═════ Text section ═════
Businesses in the UK contribute roughly 18% of greenhouse gas emissions, so they play a vital role in the transition to Net Zero. Recognising this, the government has implemented carbon regulations, such as SECR and TCFD to ensure big players take responsibility and reduce their environmental impact. Currently, these regulations only affect large organisations, but with increasing emphasis on supply chain emissions, SMEs are under increasing pressure to follow suit. Below we explore the main regulations affecting SMEs.
The UK’s SECR policy requires large organisations to report on their energy use and carbon emissions. It impacts public companies and LLPs/private companies that meet two of the following criteria: 250 or more employees, turnover in excess of £36 million, or balance sheet in excess of £18 million.
SECR encourages companies to manage and report on carbon emissions across their value chains, so companies are looking to their suppliers to provide accurate information on their carbon footprint. Companies are more likely to do business with suppliers who can offer this information, so increasingly it is becoming a competitive advantage for SMEs.
TCFD focuses on the financial risks posed by climate change, covering both transition and physical risks. Originally aimed at financial institutions, its scope is now industry-wide and applies to all publicly listed companies, banks or insurers with 500+ employees in the UK. Plus, UK-based AIM companies with 500+ employees, and LLPs/non-listed companies with 500+ employees and a turnover of £500m+.
It’s important to note that from 2024, the TCFD reporting name is changing to the International Sustainability Standards Board (ISSB), but the reporting requirements are expected to remain the same.
While SMEs don’t legally have to report, their large corporate buyers and finance providers encourage them to provide emissions data, set targets, and plan emissions reductions. So, it's in their best interest to proactively address their footprint and align with the sustainability expectations of their stakeholders.
Many companies are voluntarily taking action to reduce and report their scope 3 emissions to demonstrate their commitment to sustainability and engage with their customers and stakeholders on climate change via the following frameworks:
The Carbon Disclosure Project is a voluntary reporting framework that companies use to disclose carbon emissions information to their stakeholders. Currently, over 18,700 companies report to CDP.
═════ Provided information ═════
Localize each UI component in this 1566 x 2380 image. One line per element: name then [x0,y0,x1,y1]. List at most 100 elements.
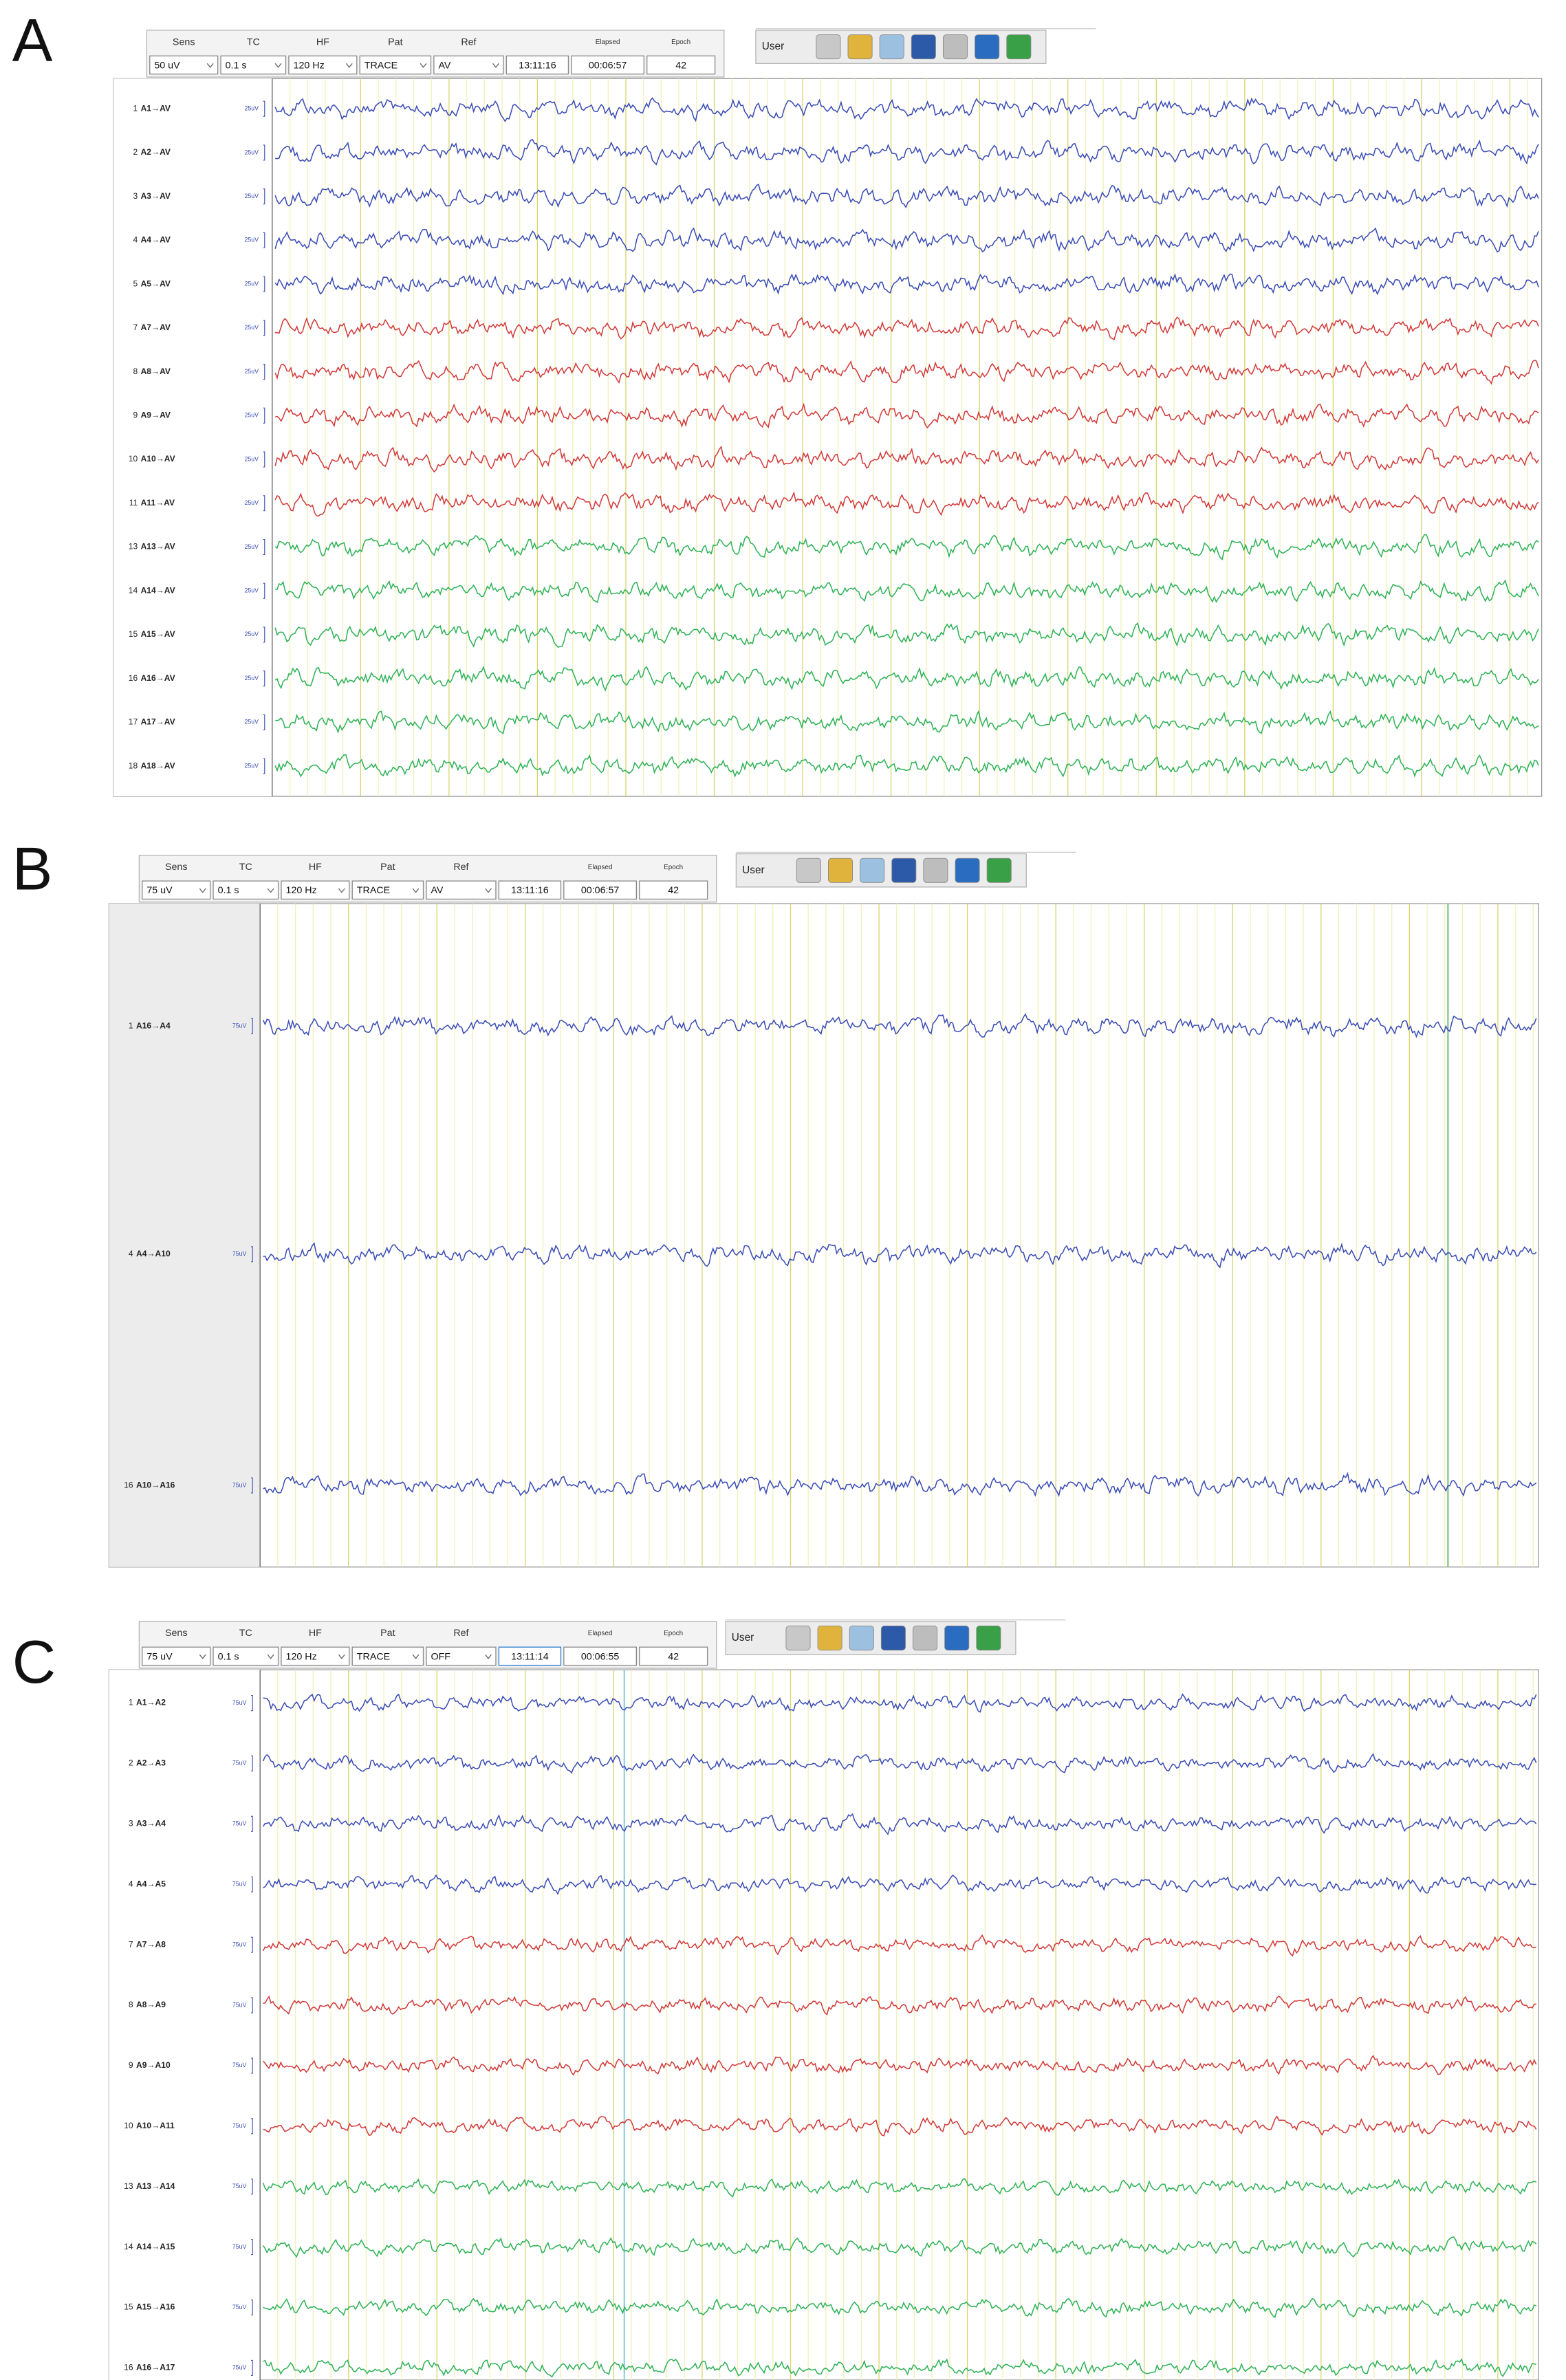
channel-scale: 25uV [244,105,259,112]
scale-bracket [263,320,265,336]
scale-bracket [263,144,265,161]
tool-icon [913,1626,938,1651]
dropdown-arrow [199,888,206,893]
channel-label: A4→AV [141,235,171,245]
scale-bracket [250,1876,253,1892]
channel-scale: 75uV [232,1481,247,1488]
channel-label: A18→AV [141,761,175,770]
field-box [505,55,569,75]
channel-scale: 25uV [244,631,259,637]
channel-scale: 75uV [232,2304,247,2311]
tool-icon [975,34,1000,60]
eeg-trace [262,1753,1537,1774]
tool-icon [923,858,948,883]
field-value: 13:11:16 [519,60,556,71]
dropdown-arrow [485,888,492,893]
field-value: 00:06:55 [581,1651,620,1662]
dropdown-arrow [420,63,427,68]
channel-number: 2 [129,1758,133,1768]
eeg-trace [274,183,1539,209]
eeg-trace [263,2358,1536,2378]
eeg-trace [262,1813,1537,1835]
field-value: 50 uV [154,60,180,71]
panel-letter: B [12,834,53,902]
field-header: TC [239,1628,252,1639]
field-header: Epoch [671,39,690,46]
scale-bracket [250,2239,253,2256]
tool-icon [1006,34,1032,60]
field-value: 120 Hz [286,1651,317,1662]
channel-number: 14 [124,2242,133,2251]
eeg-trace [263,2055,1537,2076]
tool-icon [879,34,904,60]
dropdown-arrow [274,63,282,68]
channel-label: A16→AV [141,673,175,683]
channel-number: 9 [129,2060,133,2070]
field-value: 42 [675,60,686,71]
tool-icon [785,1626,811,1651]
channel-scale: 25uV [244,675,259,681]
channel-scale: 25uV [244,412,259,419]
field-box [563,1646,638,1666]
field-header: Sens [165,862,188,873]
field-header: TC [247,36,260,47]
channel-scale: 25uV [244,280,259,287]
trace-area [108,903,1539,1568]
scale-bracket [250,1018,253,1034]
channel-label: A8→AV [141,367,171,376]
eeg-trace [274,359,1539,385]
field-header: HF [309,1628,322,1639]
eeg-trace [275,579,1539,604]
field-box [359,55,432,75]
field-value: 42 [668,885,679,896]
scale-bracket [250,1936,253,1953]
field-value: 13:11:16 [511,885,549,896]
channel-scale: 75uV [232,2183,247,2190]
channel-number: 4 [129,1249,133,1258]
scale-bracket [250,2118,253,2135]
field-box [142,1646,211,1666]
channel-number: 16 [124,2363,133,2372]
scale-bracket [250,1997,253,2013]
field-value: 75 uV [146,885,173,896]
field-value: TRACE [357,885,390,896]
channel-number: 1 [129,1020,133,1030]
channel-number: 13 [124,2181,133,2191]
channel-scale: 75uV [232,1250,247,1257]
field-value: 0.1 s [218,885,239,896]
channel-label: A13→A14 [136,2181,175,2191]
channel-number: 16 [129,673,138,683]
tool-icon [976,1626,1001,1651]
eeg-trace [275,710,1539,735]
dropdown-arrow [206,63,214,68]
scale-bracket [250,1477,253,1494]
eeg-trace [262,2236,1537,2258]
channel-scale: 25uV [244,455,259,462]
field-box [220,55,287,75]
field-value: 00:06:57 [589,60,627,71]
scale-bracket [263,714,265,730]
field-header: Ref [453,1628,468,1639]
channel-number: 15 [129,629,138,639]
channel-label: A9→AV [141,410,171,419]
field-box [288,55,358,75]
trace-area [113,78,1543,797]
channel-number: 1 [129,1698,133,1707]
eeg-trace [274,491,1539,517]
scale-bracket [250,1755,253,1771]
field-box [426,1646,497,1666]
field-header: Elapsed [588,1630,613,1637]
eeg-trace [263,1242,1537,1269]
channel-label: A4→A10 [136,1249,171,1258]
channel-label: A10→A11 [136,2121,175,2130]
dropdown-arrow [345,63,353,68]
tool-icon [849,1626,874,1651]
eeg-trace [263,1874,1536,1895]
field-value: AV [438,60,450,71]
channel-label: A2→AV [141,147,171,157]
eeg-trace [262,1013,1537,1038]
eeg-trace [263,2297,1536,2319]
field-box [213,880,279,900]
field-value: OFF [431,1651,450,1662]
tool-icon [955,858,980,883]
═════
═════ Provided information ═════
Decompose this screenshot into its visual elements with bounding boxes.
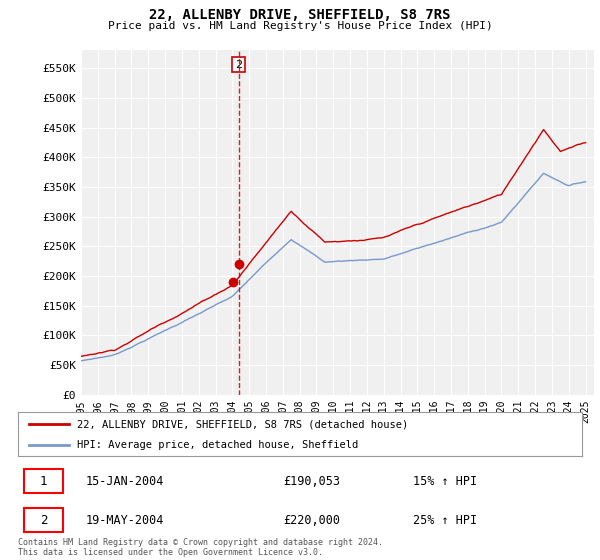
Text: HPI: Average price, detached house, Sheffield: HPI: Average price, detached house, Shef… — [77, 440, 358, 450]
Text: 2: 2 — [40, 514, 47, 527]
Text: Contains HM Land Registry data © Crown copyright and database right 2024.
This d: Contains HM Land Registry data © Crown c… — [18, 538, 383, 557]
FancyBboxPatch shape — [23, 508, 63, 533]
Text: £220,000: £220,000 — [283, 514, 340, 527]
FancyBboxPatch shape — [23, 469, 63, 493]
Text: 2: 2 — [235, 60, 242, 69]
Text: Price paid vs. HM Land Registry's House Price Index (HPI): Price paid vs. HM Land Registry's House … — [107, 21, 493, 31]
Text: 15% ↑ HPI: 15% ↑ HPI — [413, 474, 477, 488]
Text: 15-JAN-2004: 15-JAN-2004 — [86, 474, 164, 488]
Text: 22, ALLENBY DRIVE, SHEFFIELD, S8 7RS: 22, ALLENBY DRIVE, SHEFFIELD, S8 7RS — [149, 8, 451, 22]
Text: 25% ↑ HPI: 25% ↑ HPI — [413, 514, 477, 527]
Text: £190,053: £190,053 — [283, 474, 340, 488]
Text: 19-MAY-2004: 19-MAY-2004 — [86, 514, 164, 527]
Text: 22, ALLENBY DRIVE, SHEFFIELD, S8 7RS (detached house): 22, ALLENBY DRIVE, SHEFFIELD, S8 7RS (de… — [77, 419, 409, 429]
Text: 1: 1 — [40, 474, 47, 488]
═════
═════ Provided information ═════
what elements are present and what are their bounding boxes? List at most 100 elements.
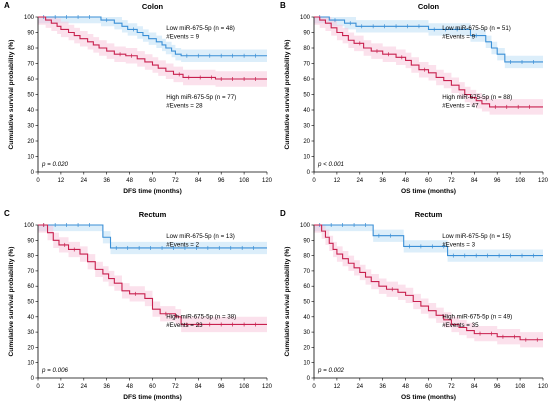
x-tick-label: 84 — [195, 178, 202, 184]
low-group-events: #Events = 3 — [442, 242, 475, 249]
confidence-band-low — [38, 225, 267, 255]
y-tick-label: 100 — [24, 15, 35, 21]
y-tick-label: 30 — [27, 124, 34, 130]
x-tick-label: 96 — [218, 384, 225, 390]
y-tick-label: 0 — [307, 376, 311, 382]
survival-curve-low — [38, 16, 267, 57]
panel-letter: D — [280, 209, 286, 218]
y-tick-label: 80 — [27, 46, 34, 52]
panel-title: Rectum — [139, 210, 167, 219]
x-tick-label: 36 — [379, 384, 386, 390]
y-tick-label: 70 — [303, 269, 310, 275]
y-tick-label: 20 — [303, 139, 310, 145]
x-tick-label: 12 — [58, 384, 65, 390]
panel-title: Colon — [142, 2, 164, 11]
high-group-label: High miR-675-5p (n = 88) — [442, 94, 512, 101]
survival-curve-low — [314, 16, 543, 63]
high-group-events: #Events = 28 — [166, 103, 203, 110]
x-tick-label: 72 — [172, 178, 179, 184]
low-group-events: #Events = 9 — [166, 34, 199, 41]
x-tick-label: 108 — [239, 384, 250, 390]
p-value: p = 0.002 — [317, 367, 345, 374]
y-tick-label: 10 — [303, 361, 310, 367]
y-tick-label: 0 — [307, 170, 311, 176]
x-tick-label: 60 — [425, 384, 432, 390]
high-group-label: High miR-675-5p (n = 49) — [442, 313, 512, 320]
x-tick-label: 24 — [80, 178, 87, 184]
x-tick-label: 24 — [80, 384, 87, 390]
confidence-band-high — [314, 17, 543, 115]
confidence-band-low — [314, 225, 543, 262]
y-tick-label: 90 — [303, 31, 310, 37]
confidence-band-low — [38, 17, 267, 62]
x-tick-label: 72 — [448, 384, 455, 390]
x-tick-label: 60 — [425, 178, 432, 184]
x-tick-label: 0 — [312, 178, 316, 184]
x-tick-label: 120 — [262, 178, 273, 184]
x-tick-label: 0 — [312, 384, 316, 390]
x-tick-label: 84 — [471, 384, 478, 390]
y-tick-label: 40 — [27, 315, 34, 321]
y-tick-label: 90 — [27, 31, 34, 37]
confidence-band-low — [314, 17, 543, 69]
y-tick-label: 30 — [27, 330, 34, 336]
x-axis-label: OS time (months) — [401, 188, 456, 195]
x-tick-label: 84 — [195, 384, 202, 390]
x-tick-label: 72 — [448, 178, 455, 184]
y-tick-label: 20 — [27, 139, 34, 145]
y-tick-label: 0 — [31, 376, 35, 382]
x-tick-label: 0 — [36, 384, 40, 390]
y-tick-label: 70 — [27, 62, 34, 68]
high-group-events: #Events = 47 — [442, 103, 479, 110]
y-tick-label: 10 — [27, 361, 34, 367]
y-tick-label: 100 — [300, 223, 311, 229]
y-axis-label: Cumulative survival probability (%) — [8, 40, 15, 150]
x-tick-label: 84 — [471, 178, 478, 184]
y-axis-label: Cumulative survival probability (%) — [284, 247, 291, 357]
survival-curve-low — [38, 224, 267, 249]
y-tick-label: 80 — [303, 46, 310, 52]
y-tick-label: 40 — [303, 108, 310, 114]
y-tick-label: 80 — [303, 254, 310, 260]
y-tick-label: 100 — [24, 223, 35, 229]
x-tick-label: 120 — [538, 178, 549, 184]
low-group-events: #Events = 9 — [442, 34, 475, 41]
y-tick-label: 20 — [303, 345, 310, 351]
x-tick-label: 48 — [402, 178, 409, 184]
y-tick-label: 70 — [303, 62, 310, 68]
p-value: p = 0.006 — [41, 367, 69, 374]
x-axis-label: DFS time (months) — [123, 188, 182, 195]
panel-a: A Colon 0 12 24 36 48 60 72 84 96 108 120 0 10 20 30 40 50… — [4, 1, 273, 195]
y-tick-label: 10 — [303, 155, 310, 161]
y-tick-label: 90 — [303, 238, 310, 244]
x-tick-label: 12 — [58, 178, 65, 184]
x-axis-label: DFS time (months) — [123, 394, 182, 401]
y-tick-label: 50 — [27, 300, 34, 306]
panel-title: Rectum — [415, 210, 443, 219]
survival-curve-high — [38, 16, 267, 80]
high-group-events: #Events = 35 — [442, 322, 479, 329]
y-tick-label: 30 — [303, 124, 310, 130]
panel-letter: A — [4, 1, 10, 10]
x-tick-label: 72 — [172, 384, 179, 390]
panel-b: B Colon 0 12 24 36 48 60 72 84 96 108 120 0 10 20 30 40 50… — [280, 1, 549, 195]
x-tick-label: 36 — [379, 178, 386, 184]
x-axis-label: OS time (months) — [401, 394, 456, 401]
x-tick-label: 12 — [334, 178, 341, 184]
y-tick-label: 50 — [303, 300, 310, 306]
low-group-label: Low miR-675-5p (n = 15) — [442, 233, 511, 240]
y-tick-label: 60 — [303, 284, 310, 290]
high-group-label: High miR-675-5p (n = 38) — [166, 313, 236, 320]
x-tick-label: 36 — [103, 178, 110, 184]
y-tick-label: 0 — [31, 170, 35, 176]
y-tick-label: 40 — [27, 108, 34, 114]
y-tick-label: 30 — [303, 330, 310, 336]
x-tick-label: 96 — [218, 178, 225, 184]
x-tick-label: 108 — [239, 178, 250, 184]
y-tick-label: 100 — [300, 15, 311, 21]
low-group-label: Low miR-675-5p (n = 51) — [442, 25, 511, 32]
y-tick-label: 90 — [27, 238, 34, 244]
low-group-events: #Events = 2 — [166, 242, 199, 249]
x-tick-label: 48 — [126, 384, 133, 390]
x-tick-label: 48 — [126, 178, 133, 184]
═════
§ **Requirements**
- 1) Summarize the text on UK carbon regulations for businesses in two sentences.
- 2) Extend the text on UK carbon regulations for businesses, picking up after its final sentence.

§ **Task-by-task results**
- 1) UK businesses produce roughly 18% of greenhouse gas emissions, and regulations such as SECR and TCFD currently require large organizations to report on their energy use, carbon emissions and the financial risks posed by climate change. SMEs do not legally have to report, but large corporate buyers and finance providers encourage them to provide emissions data, and offering accurate carbon footprint information is increasingly becoming a competitive advantage for them.

- 2)
With the shift towards sustainable supply chains, there's pressure on SMEs to be transparent about emissions and to act responsibly; otherwise, they risk losing potential business.
The SBTi is an initiative that helps companies set science-based emissions reduction targets. More than 1,000 companies in 50 sectors are working with the SBTi to set targets.
Thousands of larger organisations are setting value chain targets and looking to report on their annual progress towards those targets. This requires accurate data from their value chains, which creates a demand for emissions data from SMEs.
To report your carbon emissions, you first need to calculate them. Using carbon accounting, you can measure your business’s carbon footprint and understand where you’re emitting carbon. This, in turn, enables you to report your sustainability impact to governments and stakeholders.
Cogo's Business Carbon Manager delivers a continuously automated carbon footprint to SMEs allowing them to report on real-time progress. Our tool is aligned with GHG Protocol and other major reporting standards.
The Business Carbon Manager is currently available to Australian businesses via Xero, as well as Kiwibank customers in New Zealand. We're alsointroducing our product in the UK on the 5th of September via the Xero marketplace. Sign up to receive information about the upcoming launch!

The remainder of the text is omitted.